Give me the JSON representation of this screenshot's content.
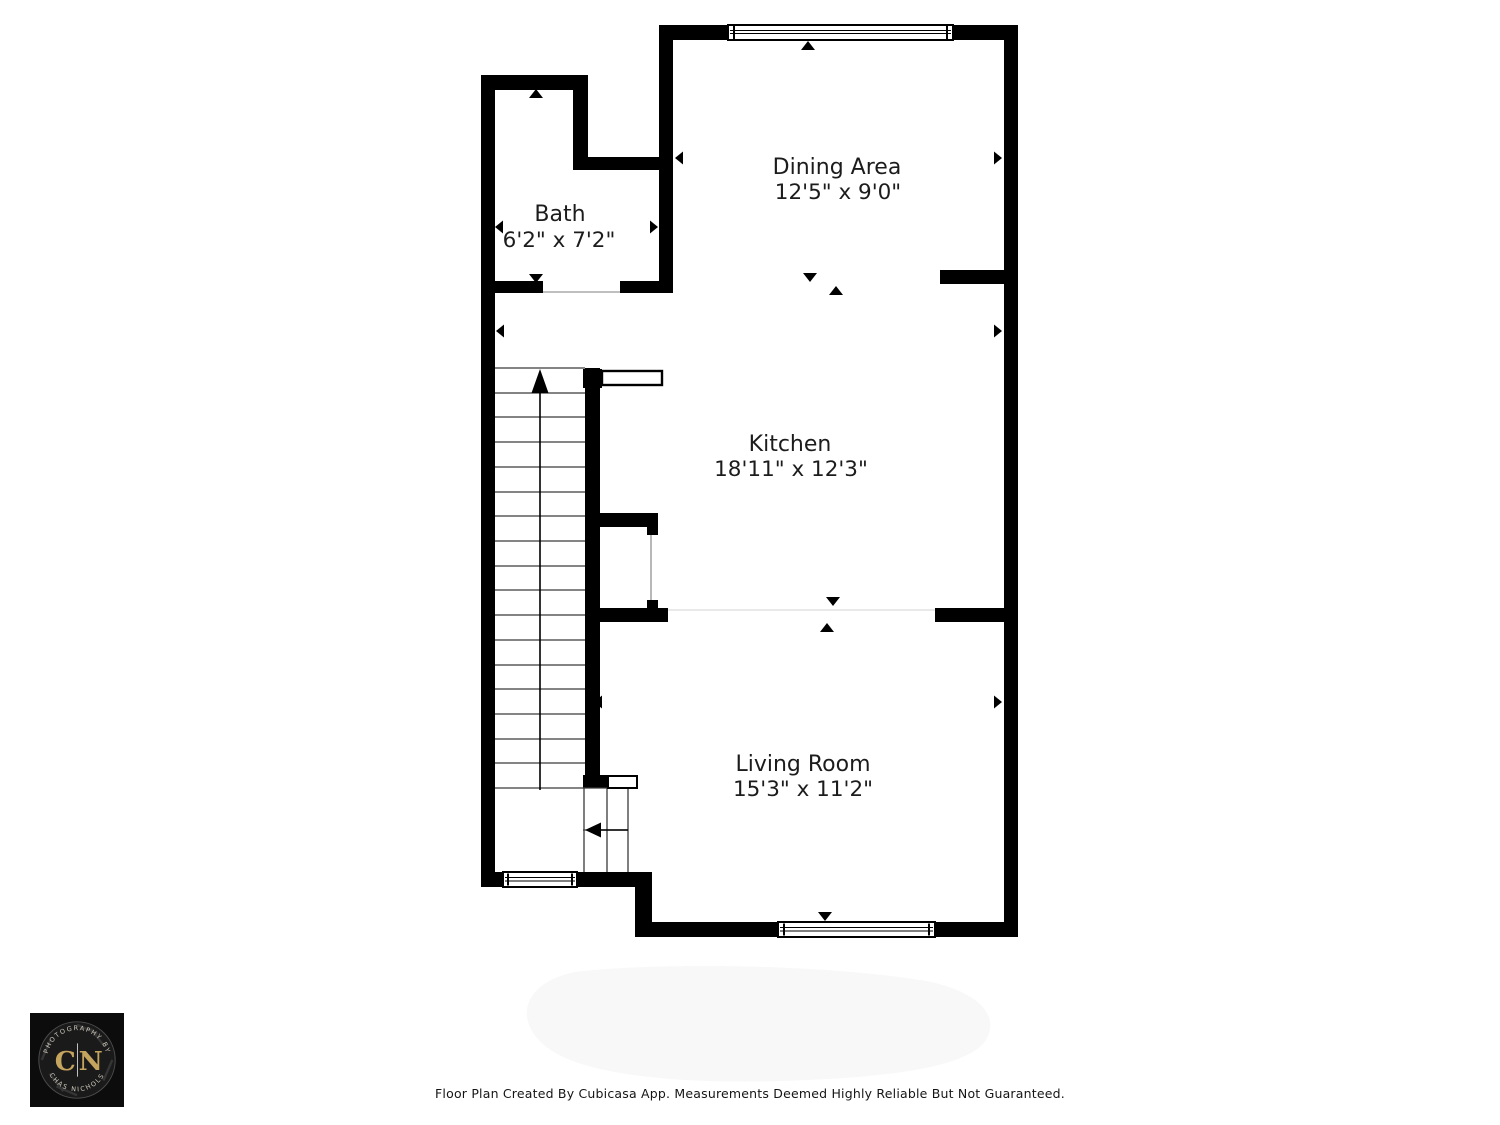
{
  "page": {
    "background": "#ffffff",
    "footer_text": "Floor Plan Created By Cubicasa App. Measurements Deemed Highly Reliable But Not Guaranteed."
  },
  "floor_plan": {
    "wall_color": "#000000",
    "label_color": "#1c1c1c",
    "rooms": [
      {
        "id": "bath",
        "name": "Bath",
        "dimensions": "6'2\" x 7'2\""
      },
      {
        "id": "dining",
        "name": "Dining Area",
        "dimensions": "12'5\" x 9'0\""
      },
      {
        "id": "kitchen",
        "name": "Kitchen",
        "dimensions": "18'11\" x 12'3\""
      },
      {
        "id": "living",
        "name": "Living Room",
        "dimensions": "15'3\" x 11'2\""
      }
    ]
  },
  "logo": {
    "arc_top": "PHOTOGRAPHY BY",
    "arc_bottom": "CHAS NICHOLS",
    "monogram_left": "C",
    "monogram_right": "N",
    "gold": "#c5a45e"
  }
}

---------------

• [Goal of the exercise]:
Reproduce each line holding the word "dimensions".

• [Solution for this exercise]:
        "dimensions": "6'2\" x 7'2\""
        "dimensions": "12'5\" x 9'0\""
        "dimensions": "18'11\" x 12'3\""
        "dimensions": "15'3\" x 11'2\""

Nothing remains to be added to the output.